• Given instruction
Where a line in the listing below contains the word "disable", copy that line.
------------------------------------------------
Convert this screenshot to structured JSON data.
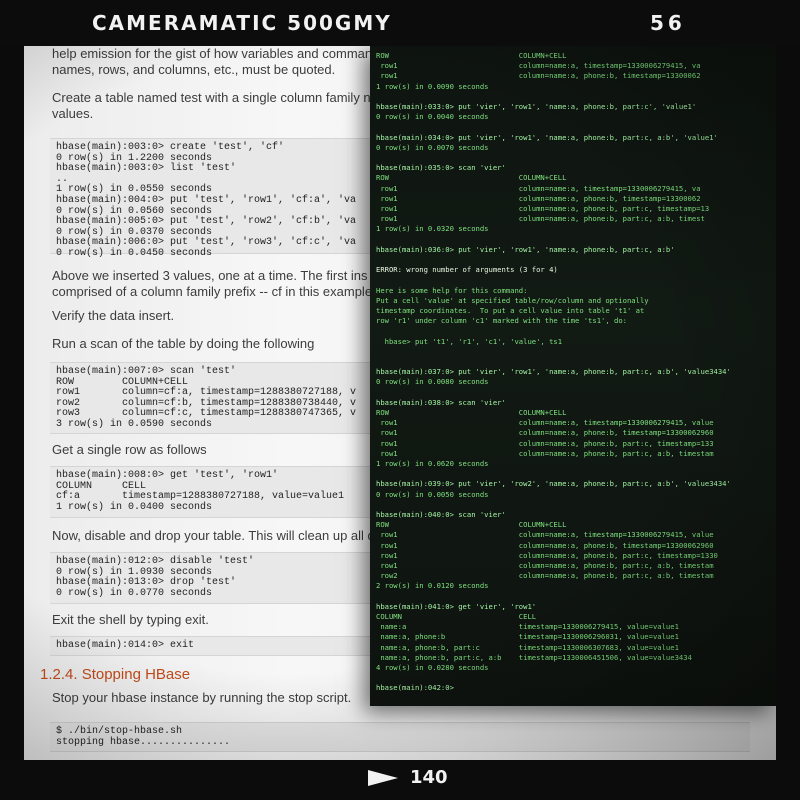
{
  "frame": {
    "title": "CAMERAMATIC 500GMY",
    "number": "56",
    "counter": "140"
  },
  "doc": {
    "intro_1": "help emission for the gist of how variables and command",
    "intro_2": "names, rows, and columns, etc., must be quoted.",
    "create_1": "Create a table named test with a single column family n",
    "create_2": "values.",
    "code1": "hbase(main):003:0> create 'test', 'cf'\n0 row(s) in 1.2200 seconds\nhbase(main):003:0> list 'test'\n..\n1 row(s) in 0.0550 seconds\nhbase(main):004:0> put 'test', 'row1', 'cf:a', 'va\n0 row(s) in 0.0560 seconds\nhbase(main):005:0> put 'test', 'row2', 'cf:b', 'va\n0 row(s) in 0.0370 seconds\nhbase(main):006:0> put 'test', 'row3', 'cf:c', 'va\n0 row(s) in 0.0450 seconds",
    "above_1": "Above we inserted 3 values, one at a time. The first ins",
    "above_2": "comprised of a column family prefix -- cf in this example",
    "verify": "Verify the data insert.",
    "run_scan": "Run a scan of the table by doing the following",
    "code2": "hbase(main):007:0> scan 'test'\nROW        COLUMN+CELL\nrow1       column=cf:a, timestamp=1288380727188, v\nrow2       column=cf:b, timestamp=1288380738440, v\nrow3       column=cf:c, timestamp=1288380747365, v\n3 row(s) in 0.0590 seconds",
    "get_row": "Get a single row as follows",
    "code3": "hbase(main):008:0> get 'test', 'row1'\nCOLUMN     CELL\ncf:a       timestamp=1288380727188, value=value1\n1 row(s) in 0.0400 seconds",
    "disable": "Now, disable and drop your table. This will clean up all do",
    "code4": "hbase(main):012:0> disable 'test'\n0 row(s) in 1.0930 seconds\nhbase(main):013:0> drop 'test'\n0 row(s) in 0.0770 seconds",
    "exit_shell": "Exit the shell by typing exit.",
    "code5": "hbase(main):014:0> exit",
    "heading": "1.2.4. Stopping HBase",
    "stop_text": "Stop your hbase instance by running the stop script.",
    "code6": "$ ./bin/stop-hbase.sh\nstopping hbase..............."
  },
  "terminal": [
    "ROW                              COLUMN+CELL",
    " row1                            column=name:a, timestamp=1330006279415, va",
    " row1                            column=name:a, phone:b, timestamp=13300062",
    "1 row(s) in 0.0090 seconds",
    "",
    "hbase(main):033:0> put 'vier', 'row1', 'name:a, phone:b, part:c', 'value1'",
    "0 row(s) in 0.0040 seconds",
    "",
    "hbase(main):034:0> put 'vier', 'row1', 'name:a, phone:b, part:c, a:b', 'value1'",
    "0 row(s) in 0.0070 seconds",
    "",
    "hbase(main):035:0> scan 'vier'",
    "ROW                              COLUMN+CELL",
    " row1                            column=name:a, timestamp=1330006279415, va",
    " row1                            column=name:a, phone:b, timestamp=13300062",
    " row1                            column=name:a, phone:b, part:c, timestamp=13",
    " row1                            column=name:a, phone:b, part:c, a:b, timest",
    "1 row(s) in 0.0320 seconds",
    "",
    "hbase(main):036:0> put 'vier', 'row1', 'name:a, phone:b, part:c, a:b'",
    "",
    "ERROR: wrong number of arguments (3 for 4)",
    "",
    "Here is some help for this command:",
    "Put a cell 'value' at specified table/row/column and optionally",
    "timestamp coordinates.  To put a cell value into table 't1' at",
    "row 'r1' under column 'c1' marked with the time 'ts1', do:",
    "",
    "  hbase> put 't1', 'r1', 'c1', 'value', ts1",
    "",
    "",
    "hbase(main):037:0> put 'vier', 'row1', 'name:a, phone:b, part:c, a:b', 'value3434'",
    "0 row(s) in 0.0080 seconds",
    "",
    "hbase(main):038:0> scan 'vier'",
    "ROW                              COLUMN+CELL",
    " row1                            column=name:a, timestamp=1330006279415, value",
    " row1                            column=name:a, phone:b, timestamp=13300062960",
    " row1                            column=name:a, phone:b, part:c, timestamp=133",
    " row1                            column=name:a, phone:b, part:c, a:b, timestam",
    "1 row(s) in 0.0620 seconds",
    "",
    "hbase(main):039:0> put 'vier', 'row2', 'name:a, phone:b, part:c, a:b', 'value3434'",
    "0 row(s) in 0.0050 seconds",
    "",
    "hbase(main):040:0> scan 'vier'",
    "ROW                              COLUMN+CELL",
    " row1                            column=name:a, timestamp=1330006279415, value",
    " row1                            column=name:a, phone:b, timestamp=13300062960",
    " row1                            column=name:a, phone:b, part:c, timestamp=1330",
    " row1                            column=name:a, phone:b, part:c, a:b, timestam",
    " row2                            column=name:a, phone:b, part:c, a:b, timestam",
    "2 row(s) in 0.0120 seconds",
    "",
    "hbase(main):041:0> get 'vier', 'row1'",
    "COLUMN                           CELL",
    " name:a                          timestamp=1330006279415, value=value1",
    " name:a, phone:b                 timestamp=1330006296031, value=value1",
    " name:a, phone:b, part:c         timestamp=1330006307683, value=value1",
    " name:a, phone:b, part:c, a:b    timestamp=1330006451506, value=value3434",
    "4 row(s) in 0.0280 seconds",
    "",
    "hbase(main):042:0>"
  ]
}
------------------------------------------------
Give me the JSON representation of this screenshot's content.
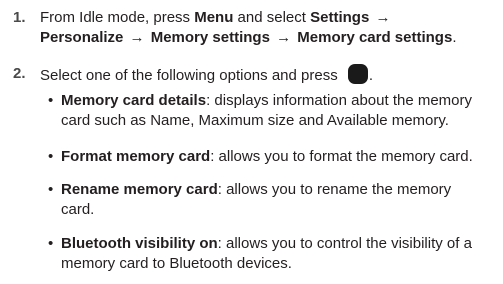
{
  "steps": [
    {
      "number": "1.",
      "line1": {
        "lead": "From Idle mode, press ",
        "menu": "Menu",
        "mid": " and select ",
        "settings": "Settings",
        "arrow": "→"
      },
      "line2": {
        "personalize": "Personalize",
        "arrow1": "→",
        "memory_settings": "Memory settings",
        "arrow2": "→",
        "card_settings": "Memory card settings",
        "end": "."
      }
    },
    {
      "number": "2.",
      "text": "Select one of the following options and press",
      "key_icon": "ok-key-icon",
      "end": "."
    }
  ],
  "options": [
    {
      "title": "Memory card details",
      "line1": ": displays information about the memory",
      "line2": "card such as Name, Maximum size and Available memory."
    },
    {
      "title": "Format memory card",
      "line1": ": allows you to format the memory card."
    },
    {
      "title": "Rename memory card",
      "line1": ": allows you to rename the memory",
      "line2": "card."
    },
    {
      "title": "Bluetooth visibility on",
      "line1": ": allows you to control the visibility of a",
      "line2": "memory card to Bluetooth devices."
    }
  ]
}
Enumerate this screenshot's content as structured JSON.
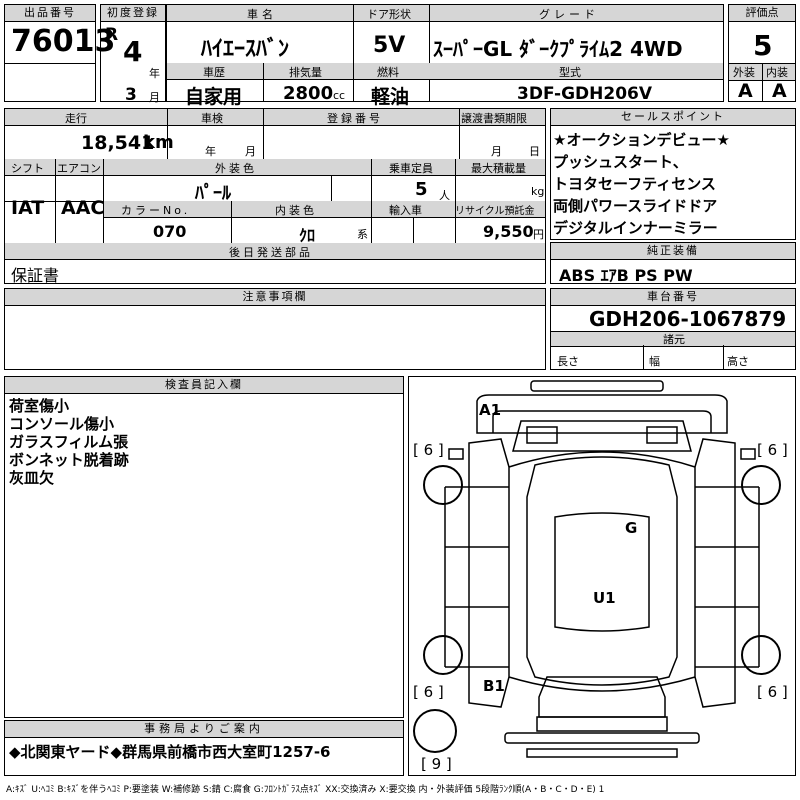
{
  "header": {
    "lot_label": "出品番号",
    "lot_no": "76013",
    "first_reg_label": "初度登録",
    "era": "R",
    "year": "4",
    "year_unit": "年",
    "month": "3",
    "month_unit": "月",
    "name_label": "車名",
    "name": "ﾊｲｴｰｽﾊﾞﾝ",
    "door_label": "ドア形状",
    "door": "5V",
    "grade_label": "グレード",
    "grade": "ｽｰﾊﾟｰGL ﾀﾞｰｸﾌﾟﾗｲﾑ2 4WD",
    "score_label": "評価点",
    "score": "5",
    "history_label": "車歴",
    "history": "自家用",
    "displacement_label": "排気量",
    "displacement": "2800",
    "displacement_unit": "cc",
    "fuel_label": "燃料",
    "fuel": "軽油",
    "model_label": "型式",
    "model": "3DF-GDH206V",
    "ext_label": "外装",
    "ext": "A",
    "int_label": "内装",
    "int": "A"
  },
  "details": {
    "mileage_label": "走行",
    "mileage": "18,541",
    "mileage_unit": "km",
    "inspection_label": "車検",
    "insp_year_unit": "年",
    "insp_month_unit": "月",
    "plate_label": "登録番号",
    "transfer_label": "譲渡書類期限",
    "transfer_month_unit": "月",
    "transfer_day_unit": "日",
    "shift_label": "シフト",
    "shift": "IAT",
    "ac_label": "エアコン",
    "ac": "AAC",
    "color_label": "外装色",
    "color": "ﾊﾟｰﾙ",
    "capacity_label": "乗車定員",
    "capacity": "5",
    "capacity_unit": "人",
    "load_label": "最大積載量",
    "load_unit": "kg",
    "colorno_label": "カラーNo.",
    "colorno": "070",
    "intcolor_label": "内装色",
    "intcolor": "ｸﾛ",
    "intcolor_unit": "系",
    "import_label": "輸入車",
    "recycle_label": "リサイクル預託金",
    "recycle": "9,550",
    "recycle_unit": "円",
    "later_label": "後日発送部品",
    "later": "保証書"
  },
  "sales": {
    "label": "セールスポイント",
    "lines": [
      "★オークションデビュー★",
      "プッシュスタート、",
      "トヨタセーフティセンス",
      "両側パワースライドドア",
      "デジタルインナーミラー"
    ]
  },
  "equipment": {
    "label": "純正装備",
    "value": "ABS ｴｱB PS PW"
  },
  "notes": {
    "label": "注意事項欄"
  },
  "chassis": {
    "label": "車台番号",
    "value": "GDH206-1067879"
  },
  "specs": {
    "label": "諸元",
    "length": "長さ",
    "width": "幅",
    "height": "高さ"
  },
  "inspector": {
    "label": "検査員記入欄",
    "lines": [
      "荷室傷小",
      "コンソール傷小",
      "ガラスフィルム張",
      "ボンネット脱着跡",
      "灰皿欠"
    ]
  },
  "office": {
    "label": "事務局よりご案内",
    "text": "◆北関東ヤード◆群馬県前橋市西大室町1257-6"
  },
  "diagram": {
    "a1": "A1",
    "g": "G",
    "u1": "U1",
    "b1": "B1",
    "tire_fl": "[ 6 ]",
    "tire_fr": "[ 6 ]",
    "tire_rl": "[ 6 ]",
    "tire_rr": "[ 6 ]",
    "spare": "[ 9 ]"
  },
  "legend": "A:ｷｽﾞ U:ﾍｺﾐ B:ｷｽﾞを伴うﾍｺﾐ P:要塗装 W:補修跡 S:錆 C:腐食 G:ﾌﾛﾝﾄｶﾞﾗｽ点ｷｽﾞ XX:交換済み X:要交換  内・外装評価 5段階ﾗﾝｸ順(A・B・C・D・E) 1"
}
------------------------------------------------
• Correct output
    "disable": "Now, disable and drop your table. This will clean up all do",
    "code4": "hbase(main):012:0> disable 'test'\n0 row(s) in 1.0930 seconds\nhbase(main):013:0> drop 'test'\n0 row(s) in 0.0770 seconds",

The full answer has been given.